Skip the pictures and repeat each line of the data exactly.

» Stored items from a collection:
===============

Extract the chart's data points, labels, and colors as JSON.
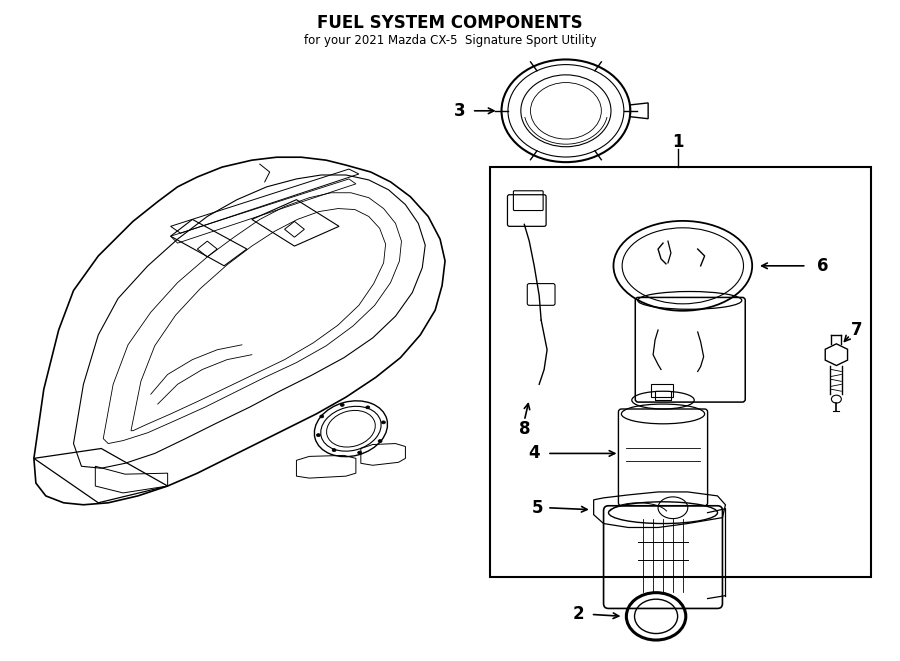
{
  "title": "FUEL SYSTEM COMPONENTS",
  "subtitle": "for your 2021 Mazda CX-5  Signature Sport Utility",
  "background_color": "#ffffff",
  "line_color": "#000000",
  "fig_width": 9.0,
  "fig_height": 6.61,
  "dpi": 100
}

===============

» Correct result:
Extract the chart's data points, labels, and colors as JSON.
{
  "title": "FUEL SYSTEM COMPONENTS",
  "subtitle": "for your 2021 Mazda CX-5  Signature Sport Utility",
  "background_color": "#ffffff",
  "line_color": "#000000",
  "fig_width": 9.0,
  "fig_height": 6.61,
  "dpi": 100
}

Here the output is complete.